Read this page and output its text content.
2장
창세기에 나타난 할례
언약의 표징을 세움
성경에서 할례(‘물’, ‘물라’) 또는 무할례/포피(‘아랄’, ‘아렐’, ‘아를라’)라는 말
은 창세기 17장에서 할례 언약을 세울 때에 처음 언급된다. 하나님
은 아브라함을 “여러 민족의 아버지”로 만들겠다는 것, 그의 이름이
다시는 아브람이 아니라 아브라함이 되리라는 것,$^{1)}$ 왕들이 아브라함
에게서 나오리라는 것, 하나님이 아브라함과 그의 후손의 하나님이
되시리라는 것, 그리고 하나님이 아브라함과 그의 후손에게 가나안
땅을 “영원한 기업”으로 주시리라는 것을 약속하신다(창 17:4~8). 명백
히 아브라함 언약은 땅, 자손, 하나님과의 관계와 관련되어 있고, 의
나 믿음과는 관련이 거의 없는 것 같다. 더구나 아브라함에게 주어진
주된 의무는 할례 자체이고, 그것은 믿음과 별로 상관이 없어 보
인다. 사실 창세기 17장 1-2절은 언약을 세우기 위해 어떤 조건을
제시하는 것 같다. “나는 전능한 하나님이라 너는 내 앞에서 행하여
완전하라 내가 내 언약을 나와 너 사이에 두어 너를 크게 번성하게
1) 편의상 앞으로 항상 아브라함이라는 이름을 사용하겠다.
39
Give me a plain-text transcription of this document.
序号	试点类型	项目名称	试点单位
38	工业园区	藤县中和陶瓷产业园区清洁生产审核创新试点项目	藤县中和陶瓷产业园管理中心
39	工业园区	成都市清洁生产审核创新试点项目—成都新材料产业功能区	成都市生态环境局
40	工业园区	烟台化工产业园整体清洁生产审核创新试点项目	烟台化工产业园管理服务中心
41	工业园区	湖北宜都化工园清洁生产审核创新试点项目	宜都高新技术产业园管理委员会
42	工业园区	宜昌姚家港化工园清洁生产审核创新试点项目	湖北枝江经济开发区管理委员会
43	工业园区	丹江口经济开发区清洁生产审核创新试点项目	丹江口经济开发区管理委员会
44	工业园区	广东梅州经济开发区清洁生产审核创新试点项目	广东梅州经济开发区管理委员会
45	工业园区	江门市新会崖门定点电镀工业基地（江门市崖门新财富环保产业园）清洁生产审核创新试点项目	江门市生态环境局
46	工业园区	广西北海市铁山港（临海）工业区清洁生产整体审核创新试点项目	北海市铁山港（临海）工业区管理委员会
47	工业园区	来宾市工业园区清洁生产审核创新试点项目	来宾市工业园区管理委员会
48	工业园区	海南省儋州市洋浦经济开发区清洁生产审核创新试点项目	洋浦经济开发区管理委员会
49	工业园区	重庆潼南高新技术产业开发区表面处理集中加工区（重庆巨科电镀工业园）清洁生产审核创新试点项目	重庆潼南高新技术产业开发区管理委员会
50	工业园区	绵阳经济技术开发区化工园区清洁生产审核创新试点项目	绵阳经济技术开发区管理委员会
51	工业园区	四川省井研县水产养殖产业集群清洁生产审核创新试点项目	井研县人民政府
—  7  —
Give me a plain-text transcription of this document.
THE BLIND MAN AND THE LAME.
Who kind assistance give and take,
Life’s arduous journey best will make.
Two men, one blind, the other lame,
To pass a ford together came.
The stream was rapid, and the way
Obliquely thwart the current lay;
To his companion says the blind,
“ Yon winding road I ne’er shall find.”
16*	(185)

● Required work: Say only how many lines in the records carry the word "아브라함과".

● Answer: 2